What needs to be done
Which lines contain the word "badge"? Return each of them as written.

Input data
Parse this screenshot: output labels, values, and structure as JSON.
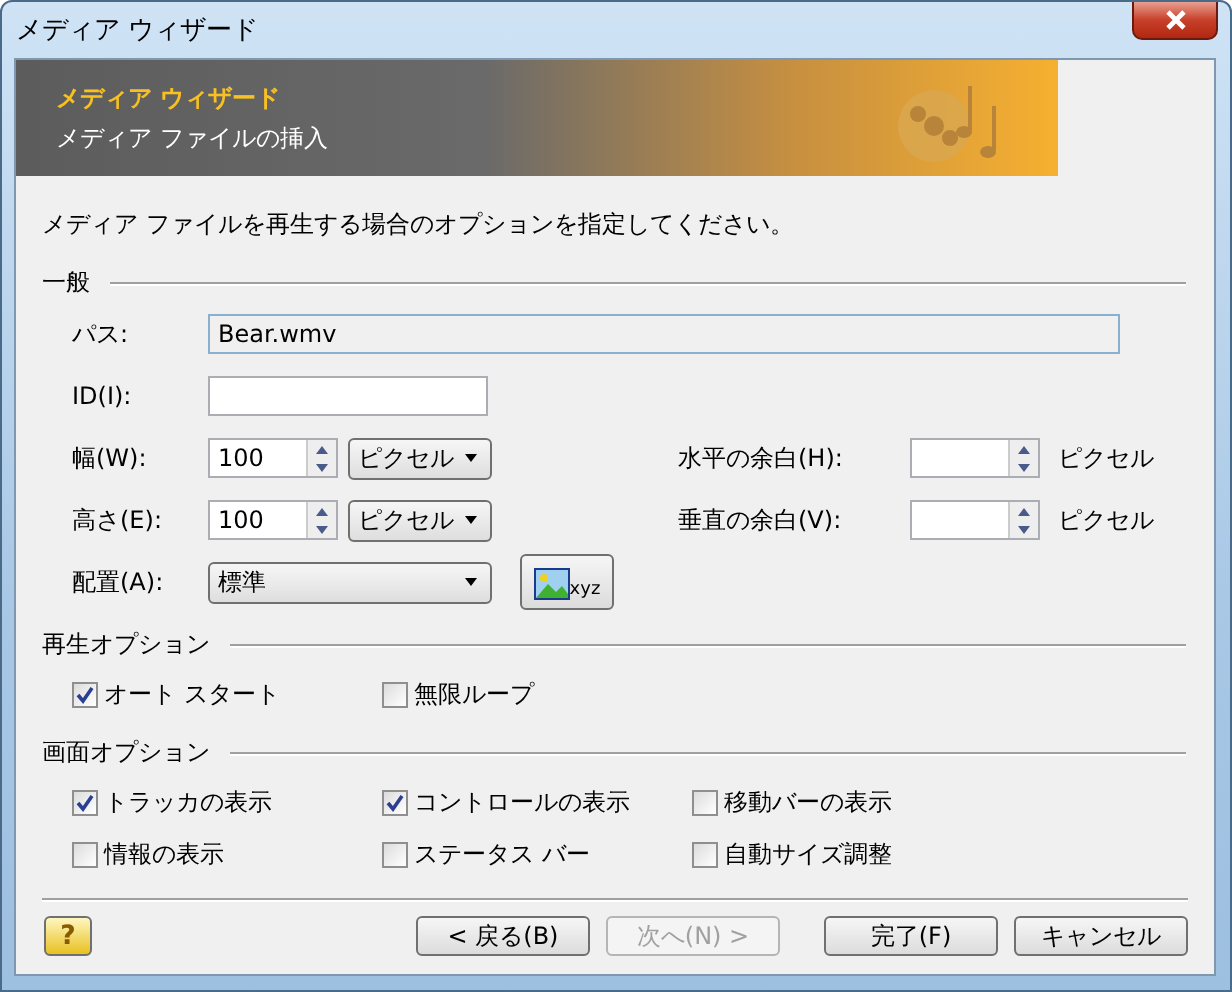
{
  "window": {
    "title": "メディア ウィザード"
  },
  "header": {
    "title": "メディア ウィザード",
    "subtitle": "メディア ファイルの挿入"
  },
  "instruction": "メディア ファイルを再生する場合のオプションを指定してください。",
  "general": {
    "heading": "一般",
    "path": {
      "label": "パス:",
      "value": "Bear.wmv"
    },
    "id": {
      "label": "ID(I):"
    },
    "width": {
      "label": "幅(W):",
      "value": "100",
      "unit": "ピクセル"
    },
    "height": {
      "label": "高さ(E):",
      "value": "100",
      "unit": "ピクセル"
    },
    "h_margin": {
      "label": "水平の余白(H):",
      "unit": "ピクセル"
    },
    "v_margin": {
      "label": "垂直の余白(V):",
      "unit": "ピクセル"
    },
    "align": {
      "label": "配置(A):",
      "value": "標準",
      "button_text": "xyz"
    }
  },
  "playback": {
    "heading": "再生オプション",
    "options": [
      {
        "label": "オート スタート",
        "checked": true
      },
      {
        "label": "無限ループ",
        "checked": false
      }
    ]
  },
  "display": {
    "heading": "画面オプション",
    "options": [
      {
        "label": "トラッカの表示",
        "checked": true
      },
      {
        "label": "コントロールの表示",
        "checked": true
      },
      {
        "label": "移動バーの表示",
        "checked": false
      },
      {
        "label": "情報の表示",
        "checked": false
      },
      {
        "label": "ステータス バー",
        "checked": false
      },
      {
        "label": "自動サイズ調整",
        "checked": false
      }
    ]
  },
  "help": {
    "label": "?"
  },
  "buttons": [
    {
      "label": "< 戻る(B)",
      "disabled": false
    },
    {
      "label": "次へ(N) >",
      "disabled": true
    },
    {
      "label": "完了(F)",
      "disabled": false
    },
    {
      "label": "キャンセル",
      "disabled": false
    }
  ]
}
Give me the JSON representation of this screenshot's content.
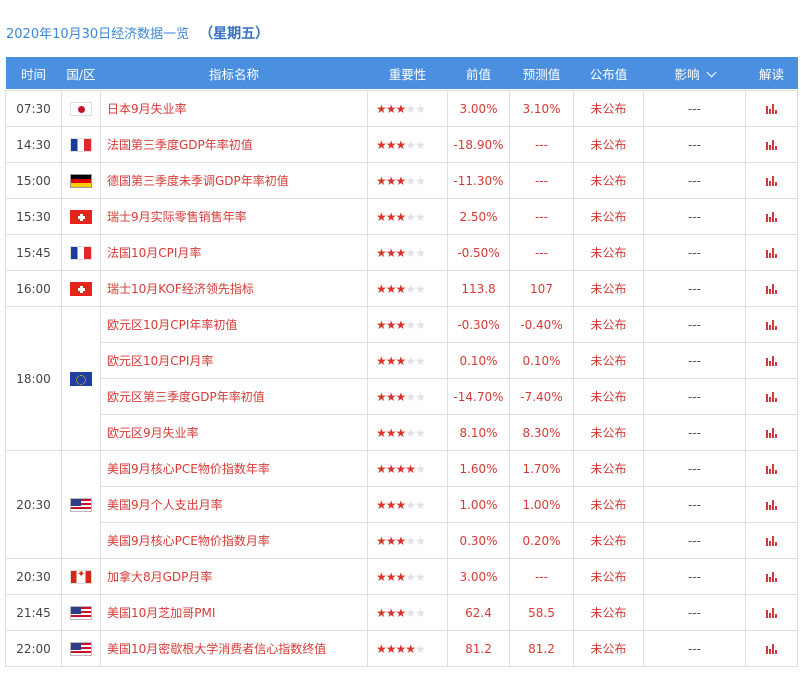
{
  "header": {
    "date": "2020年10月30日经济数据一览",
    "weekday": "（星期五）"
  },
  "columns": [
    "时间",
    "国/区",
    "指标名称",
    "重要性",
    "前值",
    "预测值",
    "公布值",
    "影响",
    "解读"
  ],
  "groups": [
    {
      "time": "07:30",
      "flag": "jp",
      "rows": [
        {
          "name": "日本9月失业率",
          "stars": 3,
          "prev": "3.00%",
          "forecast": "3.10%",
          "actual": "未公布",
          "impact": "---"
        }
      ]
    },
    {
      "time": "14:30",
      "flag": "fr",
      "rows": [
        {
          "name": "法国第三季度GDP年率初值",
          "stars": 3,
          "prev": "-18.90%",
          "forecast": "---",
          "actual": "未公布",
          "impact": "---"
        }
      ]
    },
    {
      "time": "15:00",
      "flag": "de",
      "rows": [
        {
          "name": "德国第三季度未季调GDP年率初值",
          "stars": 3,
          "prev": "-11.30%",
          "forecast": "---",
          "actual": "未公布",
          "impact": "---"
        }
      ]
    },
    {
      "time": "15:30",
      "flag": "ch",
      "rows": [
        {
          "name": "瑞士9月实际零售销售年率",
          "stars": 3,
          "prev": "2.50%",
          "forecast": "---",
          "actual": "未公布",
          "impact": "---"
        }
      ]
    },
    {
      "time": "15:45",
      "flag": "fr",
      "rows": [
        {
          "name": "法国10月CPI月率",
          "stars": 3,
          "prev": "-0.50%",
          "forecast": "---",
          "actual": "未公布",
          "impact": "---"
        }
      ]
    },
    {
      "time": "16:00",
      "flag": "ch",
      "rows": [
        {
          "name": "瑞士10月KOF经济领先指标",
          "stars": 3,
          "prev": "113.8",
          "forecast": "107",
          "actual": "未公布",
          "impact": "---"
        }
      ]
    },
    {
      "time": "18:00",
      "flag": "eu",
      "rows": [
        {
          "name": "欧元区10月CPI年率初值",
          "stars": 3,
          "prev": "-0.30%",
          "forecast": "-0.40%",
          "actual": "未公布",
          "impact": "---"
        },
        {
          "name": "欧元区10月CPI月率",
          "stars": 3,
          "prev": "0.10%",
          "forecast": "0.10%",
          "actual": "未公布",
          "impact": "---"
        },
        {
          "name": "欧元区第三季度GDP年率初值",
          "stars": 3,
          "prev": "-14.70%",
          "forecast": "-7.40%",
          "actual": "未公布",
          "impact": "---"
        },
        {
          "name": "欧元区9月失业率",
          "stars": 3,
          "prev": "8.10%",
          "forecast": "8.30%",
          "actual": "未公布",
          "impact": "---"
        }
      ]
    },
    {
      "time": "20:30",
      "flag": "us",
      "rows": [
        {
          "name": "美国9月核心PCE物价指数年率",
          "stars": 4,
          "prev": "1.60%",
          "forecast": "1.70%",
          "actual": "未公布",
          "impact": "---"
        },
        {
          "name": "美国9月个人支出月率",
          "stars": 3,
          "prev": "1.00%",
          "forecast": "1.00%",
          "actual": "未公布",
          "impact": "---"
        },
        {
          "name": "美国9月核心PCE物价指数月率",
          "stars": 3,
          "prev": "0.30%",
          "forecast": "0.20%",
          "actual": "未公布",
          "impact": "---"
        }
      ]
    },
    {
      "time": "20:30",
      "flag": "ca",
      "rows": [
        {
          "name": "加拿大8月GDP月率",
          "stars": 3,
          "prev": "3.00%",
          "forecast": "---",
          "actual": "未公布",
          "impact": "---"
        }
      ]
    },
    {
      "time": "21:45",
      "flag": "us",
      "rows": [
        {
          "name": "美国10月芝加哥PMI",
          "stars": 3,
          "prev": "62.4",
          "forecast": "58.5",
          "actual": "未公布",
          "impact": "---"
        }
      ]
    },
    {
      "time": "22:00",
      "flag": "us",
      "rows": [
        {
          "name": "美国10月密歇根大学消费者信心指数终值",
          "stars": 4,
          "prev": "81.2",
          "forecast": "81.2",
          "actual": "未公布",
          "impact": "---"
        }
      ]
    }
  ],
  "colors": {
    "header_bg": "#4b8fe0",
    "title": "#3d86d6",
    "accent_red": "#d63a36",
    "border": "#dedede"
  },
  "icons": {
    "detail": "bar-chart-icon",
    "sort": "chevron-down-icon",
    "star": "star-icon"
  }
}
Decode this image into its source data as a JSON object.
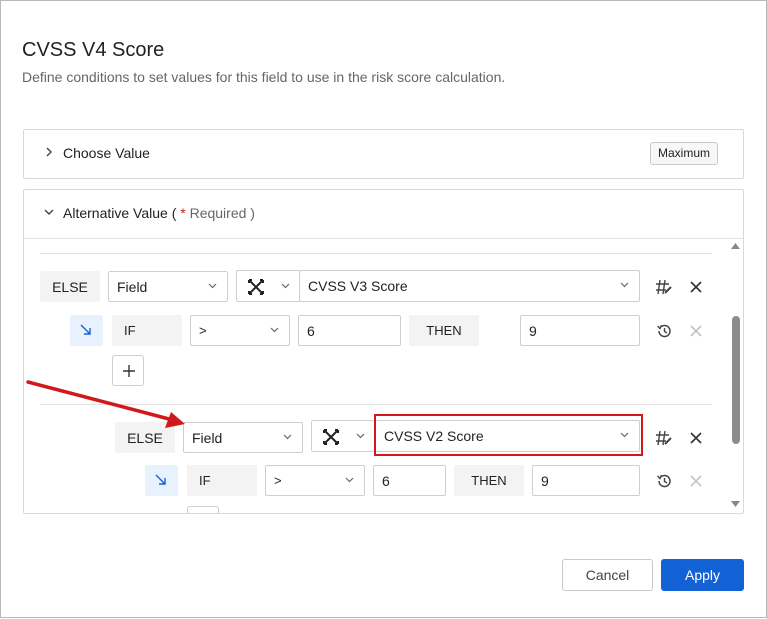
{
  "dialog": {
    "title": "CVSS V4 Score",
    "subtitle": "Define conditions to set values for this field to use in the risk score calculation."
  },
  "choose_value": {
    "label": "Choose Value",
    "badge": "Maximum"
  },
  "alternative_value": {
    "label": "Alternative Value (",
    "required_star": "*",
    "required_text": " Required )"
  },
  "rule1": {
    "else_label": "ELSE",
    "source_select": "Field",
    "field_select": "CVSS V3 Score",
    "condition": {
      "if_label": "IF",
      "operator": ">",
      "value": "6",
      "then_label": "THEN",
      "result": "9"
    },
    "add_label": "+"
  },
  "rule2": {
    "else_label": "ELSE",
    "source_select": "Field",
    "field_select": "CVSS V2 Score",
    "condition": {
      "if_label": "IF",
      "operator": ">",
      "value": "6",
      "then_label": "THEN",
      "result": "9"
    }
  },
  "icons": {
    "function": "crossed-arrows-icon",
    "indent": "arrow-down-right-icon",
    "row_action": "hash-edit-icon",
    "remove": "close-icon",
    "history": "history-icon"
  },
  "footer": {
    "cancel": "Cancel",
    "apply": "Apply"
  },
  "colors": {
    "primary": "#1262d6",
    "highlight": "#d0191a",
    "indent_bg": "#e8f2fc"
  }
}
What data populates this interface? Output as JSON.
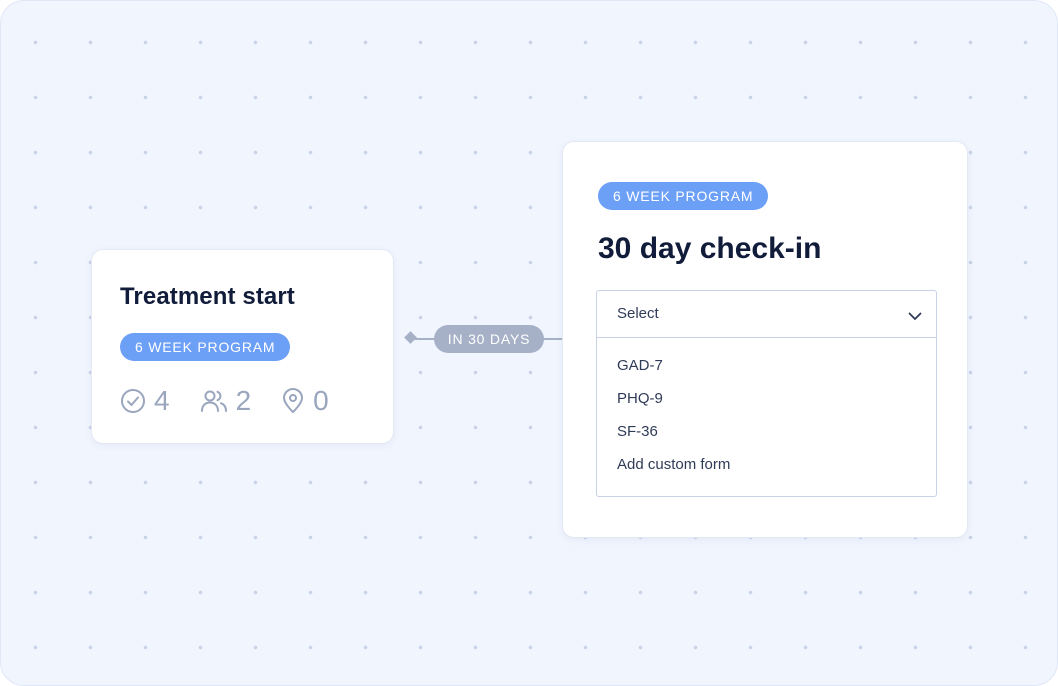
{
  "left_card": {
    "title": "Treatment start",
    "badge": "6 WEEK PROGRAM",
    "stats": {
      "tasks": {
        "icon": "check-circle-icon",
        "value": "4"
      },
      "people": {
        "icon": "users-icon",
        "value": "2"
      },
      "locations": {
        "icon": "map-pin-icon",
        "value": "0"
      }
    }
  },
  "connector": {
    "label": "IN 30 DAYS"
  },
  "right_card": {
    "badge": "6 WEEK PROGRAM",
    "title": "30 day check-in",
    "select": {
      "value": "Select",
      "icon": "chevron-down-icon",
      "options": [
        "GAD-7",
        "PHQ-9",
        "SF-36",
        "Add custom form"
      ]
    }
  },
  "colors": {
    "background": "#f1f5fe",
    "dot": "#c9d3e8",
    "badge": "#6c9ff6",
    "connector": "#a6b1c8",
    "title": "#111c3a",
    "muted": "#9aa6bd"
  }
}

Answer for the task
    "badge": "Maximum"
    "badge": "6 WEEK PROGRAM",
    "badge": "6 WEEK PROGRAM",
    "badge": "#6c9ff6",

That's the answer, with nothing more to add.